Copy every line of the rows below word for word, leaving out the pictures.
-- Start of Extracted information --
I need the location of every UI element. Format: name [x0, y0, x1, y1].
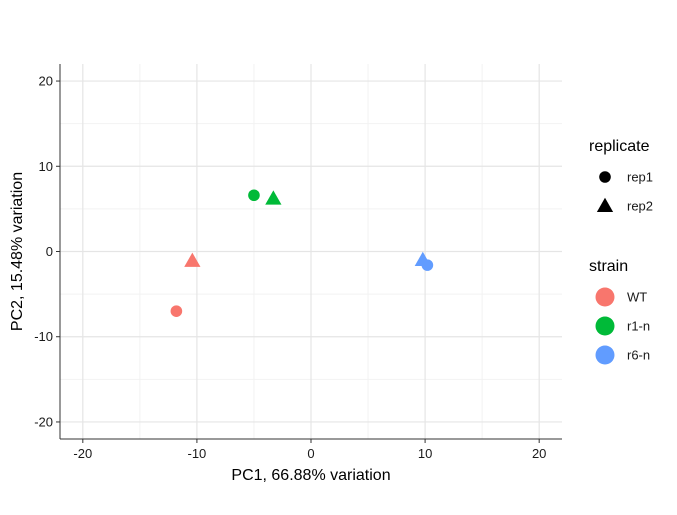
- x-tick-label: -20: [73, 446, 92, 461]
- y-tick-label: 10: [39, 159, 53, 174]
- y-tick-label: -10: [34, 329, 53, 344]
- legend-replicate-title: replicate: [589, 138, 650, 155]
- x-tick-label: 10: [418, 446, 432, 461]
- legend-replicate: replicate rep1 rep2: [589, 138, 653, 214]
- point-r6-n-rep2: [414, 251, 431, 267]
- point-r1-n-rep2: [265, 190, 282, 205]
- legend-label-r1-n: r1-n: [627, 319, 650, 334]
- point-WT-rep1: [170, 305, 183, 317]
- major-gridlines: [60, 64, 562, 439]
- y-tick-label: 20: [39, 74, 53, 89]
- x-tick-label: 20: [532, 446, 546, 461]
- legend-key-r1-n: [595, 316, 615, 336]
- y-tick-label: -20: [34, 414, 53, 429]
- legend-label-WT: WT: [627, 290, 647, 305]
- legend-strain-title: strain: [589, 258, 628, 275]
- legend-label-rep2: rep2: [627, 199, 653, 214]
- legend-key-WT: [595, 287, 615, 307]
- legend-key-rep2: [596, 197, 614, 212]
- y-axis-ticks: -20 -10 0 10 20: [34, 74, 60, 429]
- x-axis-title: PC1, 66.88% variation: [231, 467, 390, 484]
- legend-key-rep1: [599, 171, 611, 183]
- y-tick-label: 0: [46, 244, 53, 259]
- x-tick-label: -10: [188, 446, 207, 461]
- x-tick-label: 0: [307, 446, 314, 461]
- data-points: [170, 189, 434, 317]
- legend-strain: strain WT r1-n r6-n: [589, 258, 650, 365]
- legend-label-rep1: rep1: [627, 170, 653, 185]
- legend-label-r6-n: r6-n: [627, 348, 650, 363]
- x-axis-ticks: -20 -10 0 10 20: [73, 439, 546, 461]
- y-axis-title: PC2, 15.48% variation: [9, 172, 26, 331]
- point-r1-n-rep1: [248, 189, 260, 202]
- legend-key-r6-n: [595, 345, 615, 365]
- point-WT-rep2: [184, 252, 201, 267]
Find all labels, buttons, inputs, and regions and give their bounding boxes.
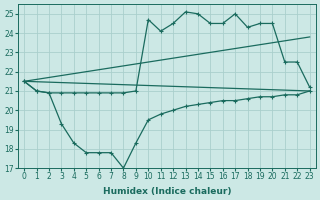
X-axis label: Humidex (Indice chaleur): Humidex (Indice chaleur): [103, 187, 231, 196]
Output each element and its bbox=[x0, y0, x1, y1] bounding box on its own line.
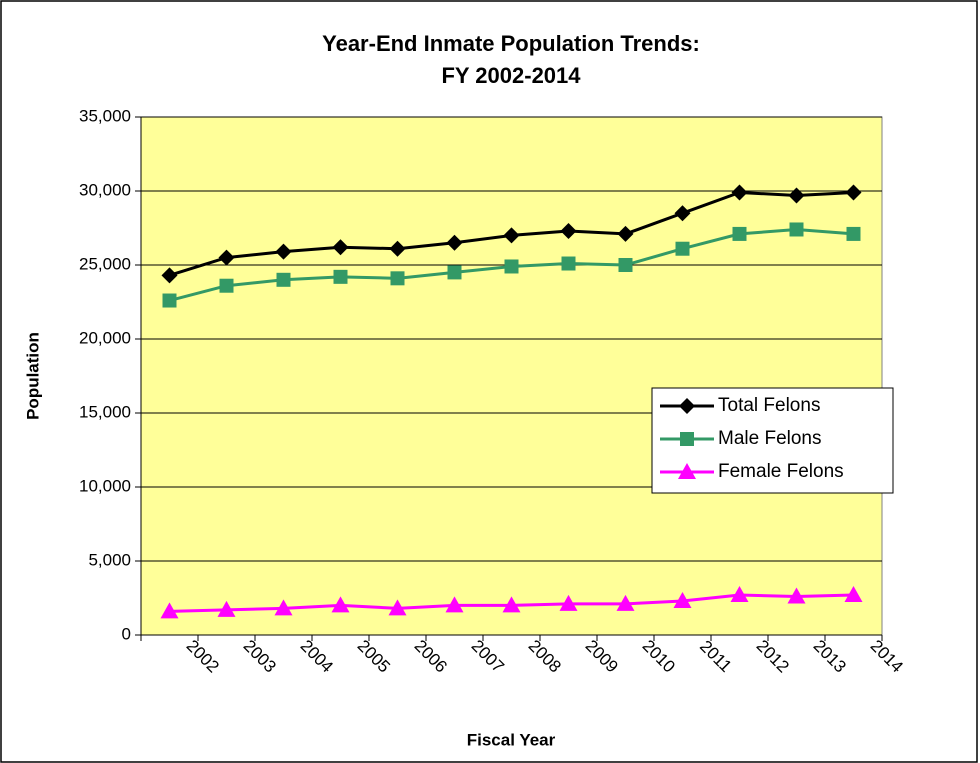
-- End of Extracted information --
→ Exercise solution
I need the location of every UI element. Format: name [x0, y0, x1, y1].
- x-tick-label: -20: [73, 446, 92, 461]
- y-tick-label: 10: [39, 159, 53, 174]
- y-tick-label: -10: [34, 329, 53, 344]
- legend-replicate-title: replicate: [589, 138, 650, 155]
- x-tick-label: 10: [418, 446, 432, 461]
- legend-replicate: replicate rep1 rep2: [589, 138, 653, 214]
- point-r6-n-rep2: [414, 251, 431, 267]
- point-r1-n-rep2: [265, 190, 282, 205]
- legend-label-r1-n: r1-n: [627, 319, 650, 334]
- point-WT-rep1: [170, 305, 183, 317]
- major-gridlines: [60, 64, 562, 439]
- y-tick-label: 20: [39, 74, 53, 89]
- x-tick-label: 20: [532, 446, 546, 461]
- legend-key-r1-n: [595, 316, 615, 336]
- y-tick-label: -20: [34, 414, 53, 429]
- legend-label-WT: WT: [627, 290, 647, 305]
- legend-strain-title: strain: [589, 258, 628, 275]
- legend-label-rep2: rep2: [627, 199, 653, 214]
- legend-key-WT: [595, 287, 615, 307]
- legend-key-rep2: [596, 197, 614, 212]
- y-axis-ticks: -20 -10 0 10 20: [34, 74, 60, 429]
- x-axis-title: PC1, 66.88% variation: [231, 467, 390, 484]
- legend-key-rep1: [599, 171, 611, 183]
- y-tick-label: 0: [46, 244, 53, 259]
- x-tick-label: -10: [188, 446, 207, 461]
- x-tick-label: 0: [307, 446, 314, 461]
- data-points: [170, 189, 434, 317]
- legend-strain: strain WT r1-n r6-n: [589, 258, 650, 365]
- legend-label-rep1: rep1: [627, 170, 653, 185]
- legend-label-r6-n: r6-n: [627, 348, 650, 363]
- x-axis-ticks: -20 -10 0 10 20: [73, 439, 546, 461]
- y-axis-title: PC2, 15.48% variation: [9, 172, 26, 331]
- point-r1-n-rep1: [248, 189, 260, 202]
- legend-key-r6-n: [595, 345, 615, 365]
- point-WT-rep2: [184, 252, 201, 267]
Find all labels, buttons, inputs, and regions and give their bounding boxes.
X-axis label: Humidex (Indice chaleur): Humidex (Indice chaleur): [103, 187, 231, 196]
Output each element and its bbox=[x0, y0, x1, y1] bounding box on its own line.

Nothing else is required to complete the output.